• Problem statement: Below you will find a set of lines. Repeat them all exactly.

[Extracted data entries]
******************************
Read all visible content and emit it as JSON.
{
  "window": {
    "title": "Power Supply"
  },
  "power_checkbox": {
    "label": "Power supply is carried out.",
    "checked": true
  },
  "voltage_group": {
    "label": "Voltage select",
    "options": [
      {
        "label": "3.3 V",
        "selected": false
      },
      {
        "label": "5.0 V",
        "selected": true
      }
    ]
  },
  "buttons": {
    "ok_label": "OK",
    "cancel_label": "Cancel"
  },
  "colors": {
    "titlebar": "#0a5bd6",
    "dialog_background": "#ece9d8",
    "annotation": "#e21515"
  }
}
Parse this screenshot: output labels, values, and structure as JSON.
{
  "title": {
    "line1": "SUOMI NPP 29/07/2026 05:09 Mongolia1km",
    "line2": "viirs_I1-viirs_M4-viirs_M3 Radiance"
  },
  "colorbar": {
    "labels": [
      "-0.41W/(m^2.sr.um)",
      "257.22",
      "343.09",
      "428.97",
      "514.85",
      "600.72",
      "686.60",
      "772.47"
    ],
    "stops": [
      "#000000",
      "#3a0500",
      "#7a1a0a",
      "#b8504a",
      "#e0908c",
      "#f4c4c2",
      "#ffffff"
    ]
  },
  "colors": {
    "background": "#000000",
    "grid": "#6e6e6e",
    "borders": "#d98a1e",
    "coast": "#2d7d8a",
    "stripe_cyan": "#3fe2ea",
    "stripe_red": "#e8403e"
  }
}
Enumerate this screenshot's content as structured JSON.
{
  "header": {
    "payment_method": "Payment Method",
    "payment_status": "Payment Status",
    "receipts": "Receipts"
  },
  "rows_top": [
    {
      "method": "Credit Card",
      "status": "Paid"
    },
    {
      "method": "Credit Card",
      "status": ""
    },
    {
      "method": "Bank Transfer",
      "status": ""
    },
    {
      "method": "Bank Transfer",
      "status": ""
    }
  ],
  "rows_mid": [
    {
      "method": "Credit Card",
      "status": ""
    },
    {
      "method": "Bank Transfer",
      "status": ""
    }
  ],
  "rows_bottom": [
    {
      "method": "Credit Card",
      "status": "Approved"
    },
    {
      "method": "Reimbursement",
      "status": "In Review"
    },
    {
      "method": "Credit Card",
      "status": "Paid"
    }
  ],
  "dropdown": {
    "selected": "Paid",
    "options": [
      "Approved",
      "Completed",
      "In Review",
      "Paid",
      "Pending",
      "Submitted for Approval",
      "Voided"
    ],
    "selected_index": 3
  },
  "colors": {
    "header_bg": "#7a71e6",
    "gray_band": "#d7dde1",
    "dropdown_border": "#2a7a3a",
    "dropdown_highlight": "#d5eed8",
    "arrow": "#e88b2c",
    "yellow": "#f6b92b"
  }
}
******************************
• Solution:
Read all visible content and emit it as JSON.
{
  "window": {
    "title": "Power Supply"
  },
  "power_checkbox": {
    "label": "Power supply is carried out.",
    "checked": true
  },
  "voltage_group": {
    "label": "Voltage select",
    "options": [
      {
        "label": "3.3 V",
        "selected": false
      },
      {
        "label": "5.0 V",
        "selected": true
      }
    ]
  },
  "buttons": {
    "ok_label": "OK",
    "cancel_label": "Cancel"
  },
  "colors": {
    "titlebar": "#0a5bd6",
    "dialog_background": "#ece9d8",
    "annotation": "#e21515"
  }
}
Parse this screenshot: output labels, values, and structure as JSON.
{
  "title": {
    "line1": "SUOMI NPP 29/07/2026 05:09 Mongolia1km",
    "line2": "viirs_I1-viirs_M4-viirs_M3 Radiance"
  },
  "colorbar": {
    "labels": [
      "-0.41W/(m^2.sr.um)",
      "257.22",
      "343.09",
      "428.97",
      "514.85",
      "600.72",
      "686.60",
      "772.47"
    ],
    "stops": [
      "#000000",
      "#3a0500",
      "#7a1a0a",
      "#b8504a",
      "#e0908c",
      "#f4c4c2",
      "#ffffff"
    ]
  },
  "colors": {
    "background": "#000000",
    "grid": "#6e6e6e",
    "borders": "#d98a1e",
    "coast": "#2d7d8a",
    "stripe_cyan": "#3fe2ea",
    "stripe_red": "#e8403e"
  }
}
Enumerate this screenshot's content as structured JSON.
{
  "header": {
    "payment_method": "Payment Method",
    "payment_status": "Payment Status",
    "receipts": "Receipts"
  },
  "rows_top": [
    {
      "method": "Credit Card",
      "status": "Paid"
    },
    {
      "method": "Credit Card",
      "status": ""
    },
    {
      "method": "Bank Transfer",
      "status": ""
    },
    {
      "method": "Bank Transfer",
      "status": ""
    }
  ],
  "rows_mid": [
    {
      "method": "Credit Card",
      "status": ""
    },
    {
      "method": "Bank Transfer",
      "status": ""
    }
  ],
  "rows_bottom": [
    {
      "method": "Credit Card",
      "status": "Approved"
    },
    {
      "method": "Reimbursement",
      "status": "In Review"
    },
    {
      "method": "Credit Card",
      "status": "Paid"
    }
  ],
  "dropdown": {
    "selected": "Paid",
    "options": [
      "Approved",
      "Completed",
      "In Review",
      "Paid",
      "Pending",
      "Submitted for Approval",
      "Voided"
    ],
    "selected_index": 3
  },
  "colors": {
    "header_bg": "#7a71e6",
    "gray_band": "#d7dde1",
    "dropdown_border": "#2a7a3a",
    "dropdown_highlight": "#d5eed8",
    "arrow": "#e88b2c",
    "yellow": "#f6b92b"
  }
}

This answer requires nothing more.